§ REQUIREMENT
Gather each line of the records where "个体工商户店" appears.

BEGIN DATASET EXCERPTS

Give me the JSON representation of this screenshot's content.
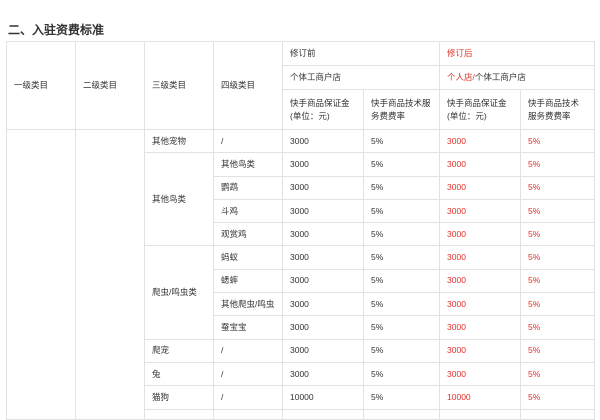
{
  "section_title": "二、入驻资费标准",
  "colors": {
    "revised": "#e0312b",
    "border": "#e2e2e2",
    "text": "#333333"
  },
  "header": {
    "level1": "一级类目",
    "level2": "二级类目",
    "level3": "三级类目",
    "level4": "四级类目",
    "before_label": "修订前",
    "after_label": "修订后",
    "before_store_type": "个体工商户店",
    "after_store_type": "个人店/个体工商户店",
    "deposit_label": "快手商品保证金(单位：元)",
    "fee_label": "快手商品技术服务费费率"
  },
  "rows": [
    {
      "level3": "其他宠物",
      "level4": "/",
      "deposit_before": "3000",
      "fee_before": "5%",
      "deposit_after": "3000",
      "fee_after": "5%"
    },
    {
      "level3": "其他鸟类",
      "level4": "其他鸟类",
      "deposit_before": "3000",
      "fee_before": "5%",
      "deposit_after": "3000",
      "fee_after": "5%"
    },
    {
      "level3": "",
      "level4": "鹦鹉",
      "deposit_before": "3000",
      "fee_before": "5%",
      "deposit_after": "3000",
      "fee_after": "5%"
    },
    {
      "level3": "",
      "level4": "斗鸡",
      "deposit_before": "3000",
      "fee_before": "5%",
      "deposit_after": "3000",
      "fee_after": "5%"
    },
    {
      "level3": "",
      "level4": "观赏鸡",
      "deposit_before": "3000",
      "fee_before": "5%",
      "deposit_after": "3000",
      "fee_after": "5%"
    },
    {
      "level3": "爬虫/鸣虫类",
      "level4": "蚂蚁",
      "deposit_before": "3000",
      "fee_before": "5%",
      "deposit_after": "3000",
      "fee_after": "5%"
    },
    {
      "level3": "",
      "level4": "蟋蟀",
      "deposit_before": "3000",
      "fee_before": "5%",
      "deposit_after": "3000",
      "fee_after": "5%"
    },
    {
      "level3": "",
      "level4": "其他爬虫/鸣虫",
      "deposit_before": "3000",
      "fee_before": "5%",
      "deposit_after": "3000",
      "fee_after": "5%"
    },
    {
      "level3": "",
      "level4": "蚕宝宝",
      "deposit_before": "3000",
      "fee_before": "5%",
      "deposit_after": "3000",
      "fee_after": "5%"
    },
    {
      "level3": "爬宠",
      "level4": "/",
      "deposit_before": "3000",
      "fee_before": "5%",
      "deposit_after": "3000",
      "fee_after": "5%"
    },
    {
      "level3": "兔",
      "level4": "/",
      "deposit_before": "3000",
      "fee_before": "5%",
      "deposit_after": "3000",
      "fee_after": "5%"
    },
    {
      "level3": "猫狗",
      "level4": "/",
      "deposit_before": "10000",
      "fee_before": "5%",
      "deposit_after": "10000",
      "fee_after": "5%"
    }
  ]
}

END DATASET EXCERPTS

§ EXERCISE RESULT
    "before_store_type": "个体工商户店",
    "after_store_type": "个人店/个体工商户店",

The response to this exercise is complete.